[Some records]
## begin

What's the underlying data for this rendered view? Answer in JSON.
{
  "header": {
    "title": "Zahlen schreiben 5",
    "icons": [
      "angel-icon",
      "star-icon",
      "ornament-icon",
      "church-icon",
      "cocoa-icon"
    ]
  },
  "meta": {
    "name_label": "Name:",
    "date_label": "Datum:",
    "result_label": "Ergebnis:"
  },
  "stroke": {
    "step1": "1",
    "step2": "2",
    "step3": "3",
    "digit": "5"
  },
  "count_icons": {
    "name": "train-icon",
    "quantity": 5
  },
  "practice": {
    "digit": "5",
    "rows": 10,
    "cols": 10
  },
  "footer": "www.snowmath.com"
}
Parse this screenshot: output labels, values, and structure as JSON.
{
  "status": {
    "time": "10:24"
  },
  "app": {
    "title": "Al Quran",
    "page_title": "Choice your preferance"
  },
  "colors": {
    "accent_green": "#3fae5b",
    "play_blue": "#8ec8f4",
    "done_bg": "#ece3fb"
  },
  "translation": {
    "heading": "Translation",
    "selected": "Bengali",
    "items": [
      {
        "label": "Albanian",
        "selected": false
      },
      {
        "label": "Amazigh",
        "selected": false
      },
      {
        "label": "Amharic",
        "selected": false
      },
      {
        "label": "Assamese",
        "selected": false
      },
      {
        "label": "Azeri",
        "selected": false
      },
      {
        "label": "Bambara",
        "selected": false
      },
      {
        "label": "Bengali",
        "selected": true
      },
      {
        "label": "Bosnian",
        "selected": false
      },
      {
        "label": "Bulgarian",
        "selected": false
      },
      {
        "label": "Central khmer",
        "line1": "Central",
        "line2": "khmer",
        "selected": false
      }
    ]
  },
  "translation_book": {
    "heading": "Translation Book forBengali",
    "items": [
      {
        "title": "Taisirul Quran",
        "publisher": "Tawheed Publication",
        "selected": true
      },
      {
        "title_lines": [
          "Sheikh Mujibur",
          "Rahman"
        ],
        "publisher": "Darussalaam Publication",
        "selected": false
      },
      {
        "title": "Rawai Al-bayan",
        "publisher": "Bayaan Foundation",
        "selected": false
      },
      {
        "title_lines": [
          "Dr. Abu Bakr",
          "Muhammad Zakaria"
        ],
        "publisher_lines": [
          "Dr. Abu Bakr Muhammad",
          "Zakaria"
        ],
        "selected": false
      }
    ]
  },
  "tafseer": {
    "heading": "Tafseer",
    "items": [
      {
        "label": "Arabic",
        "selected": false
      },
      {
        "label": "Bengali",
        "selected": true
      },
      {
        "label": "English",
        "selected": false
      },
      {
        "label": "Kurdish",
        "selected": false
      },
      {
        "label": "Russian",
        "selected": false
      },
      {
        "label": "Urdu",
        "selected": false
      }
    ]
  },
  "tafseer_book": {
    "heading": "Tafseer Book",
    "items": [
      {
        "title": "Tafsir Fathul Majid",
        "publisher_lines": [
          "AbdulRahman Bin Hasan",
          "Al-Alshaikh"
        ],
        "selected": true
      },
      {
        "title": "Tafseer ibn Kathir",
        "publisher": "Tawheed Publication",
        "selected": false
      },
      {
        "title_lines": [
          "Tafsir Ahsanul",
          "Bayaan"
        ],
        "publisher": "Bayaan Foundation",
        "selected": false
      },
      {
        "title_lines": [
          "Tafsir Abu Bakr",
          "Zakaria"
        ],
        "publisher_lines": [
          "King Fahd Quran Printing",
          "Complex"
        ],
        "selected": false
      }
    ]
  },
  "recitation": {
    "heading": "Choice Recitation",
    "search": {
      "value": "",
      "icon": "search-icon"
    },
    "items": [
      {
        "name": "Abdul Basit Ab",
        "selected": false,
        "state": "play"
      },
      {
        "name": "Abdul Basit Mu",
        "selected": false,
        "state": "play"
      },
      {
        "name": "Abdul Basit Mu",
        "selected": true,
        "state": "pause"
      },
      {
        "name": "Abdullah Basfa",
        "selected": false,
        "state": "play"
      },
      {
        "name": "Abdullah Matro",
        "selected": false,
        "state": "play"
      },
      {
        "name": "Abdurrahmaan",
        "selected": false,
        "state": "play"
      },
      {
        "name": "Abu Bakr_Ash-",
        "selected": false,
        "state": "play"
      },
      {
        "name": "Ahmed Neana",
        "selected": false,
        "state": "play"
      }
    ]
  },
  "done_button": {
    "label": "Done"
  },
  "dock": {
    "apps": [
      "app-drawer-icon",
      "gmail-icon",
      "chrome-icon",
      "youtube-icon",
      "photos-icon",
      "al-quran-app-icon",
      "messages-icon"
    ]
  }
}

## end

• What is being asked:
Write the material out again in its entirety, exactly as shown.

• Exercise solution:
What's the underlying data for this rendered view? Answer in JSON.
{
  "header": {
    "title": "Zahlen schreiben 5",
    "icons": [
      "angel-icon",
      "star-icon",
      "ornament-icon",
      "church-icon",
      "cocoa-icon"
    ]
  },
  "meta": {
    "name_label": "Name:",
    "date_label": "Datum:",
    "result_label": "Ergebnis:"
  },
  "stroke": {
    "step1": "1",
    "step2": "2",
    "step3": "3",
    "digit": "5"
  },
  "count_icons": {
    "name": "train-icon",
    "quantity": 5
  },
  "practice": {
    "digit": "5",
    "rows": 10,
    "cols": 10
  },
  "footer": "www.snowmath.com"
}
Parse this screenshot: output labels, values, and structure as JSON.
{
  "status": {
    "time": "10:24"
  },
  "app": {
    "title": "Al Quran",
    "page_title": "Choice your preferance"
  },
  "colors": {
    "accent_green": "#3fae5b",
    "play_blue": "#8ec8f4",
    "done_bg": "#ece3fb"
  },
  "translation": {
    "heading": "Translation",
    "selected": "Bengali",
    "items": [
      {
        "label": "Albanian",
        "selected": false
      },
      {
        "label": "Amazigh",
        "selected": false
      },
      {
        "label": "Amharic",
        "selected": false
      },
      {
        "label": "Assamese",
        "selected": false
      },
      {
        "label": "Azeri",
        "selected": false
      },
      {
        "label": "Bambara",
        "selected": false
      },
      {
        "label": "Bengali",
        "selected": true
      },
      {
        "label": "Bosnian",
        "selected": false
      },
      {
        "label": "Bulgarian",
        "selected": false
      },
      {
        "label": "Central khmer",
        "line1": "Central",
        "line2": "khmer",
        "selected": false
      }
    ]
  },
  "translation_book": {
    "heading": "Translation Book forBengali",
    "items": [
      {
        "title": "Taisirul Quran",
        "publisher": "Tawheed Publication",
        "selected": true
      },
      {
        "title_lines": [
          "Sheikh Mujibur",
          "Rahman"
        ],
        "publisher": "Darussalaam Publication",
        "selected": false
      },
      {
        "title": "Rawai Al-bayan",
        "publisher": "Bayaan Foundation",
        "selected": false
      },
      {
        "title_lines": [
          "Dr. Abu Bakr",
          "Muhammad Zakaria"
        ],
        "publisher_lines": [
          "Dr. Abu Bakr Muhammad",
          "Zakaria"
        ],
        "selected": false
      }
    ]
  },
  "tafseer": {
    "heading": "Tafseer",
    "items": [
      {
        "label": "Arabic",
        "selected": false
      },
      {
        "label": "Bengali",
        "selected": true
      },
      {
        "label": "English",
        "selected": false
      },
      {
        "label": "Kurdish",
        "selected": false
      },
      {
        "label": "Russian",
        "selected": false
      },
      {
        "label": "Urdu",
        "selected": false
      }
    ]
  },
  "tafseer_book": {
    "heading": "Tafseer Book",
    "items": [
      {
        "title": "Tafsir Fathul Majid",
        "publisher_lines": [
          "AbdulRahman Bin Hasan",
          "Al-Alshaikh"
        ],
        "selected": true
      },
      {
        "title": "Tafseer ibn Kathir",
        "publisher": "Tawheed Publication",
        "selected": false
      },
      {
        "title_lines": [
          "Tafsir Ahsanul",
          "Bayaan"
        ],
        "publisher": "Bayaan Foundation",
        "selected": false
      },
      {
        "title_lines": [
          "Tafsir Abu Bakr",
          "Zakaria"
        ],
        "publisher_lines": [
          "King Fahd Quran Printing",
          "Complex"
        ],
        "selected": false
      }
    ]
  },
  "recitation": {
    "heading": "Choice Recitation",
    "search": {
      "value": "",
      "icon": "search-icon"
    },
    "items": [
      {
        "name": "Abdul Basit Ab",
        "selected": false,
        "state": "play"
      },
      {
        "name": "Abdul Basit Mu",
        "selected": false,
        "state": "play"
      },
      {
        "name": "Abdul Basit Mu",
        "selected": true,
        "state": "pause"
      },
      {
        "name": "Abdullah Basfa",
        "selected": false,
        "state": "play"
      },
      {
        "name": "Abdullah Matro",
        "selected": false,
        "state": "play"
      },
      {
        "name": "Abdurrahmaan",
        "selected": false,
        "state": "play"
      },
      {
        "name": "Abu Bakr_Ash-",
        "selected": false,
        "state": "play"
      },
      {
        "name": "Ahmed Neana",
        "selected": false,
        "state": "play"
      }
    ]
  },
  "done_button": {
    "label": "Done"
  },
  "dock": {
    "apps": [
      "app-drawer-icon",
      "gmail-icon",
      "chrome-icon",
      "youtube-icon",
      "photos-icon",
      "al-quran-app-icon",
      "messages-icon"
    ]
  }
}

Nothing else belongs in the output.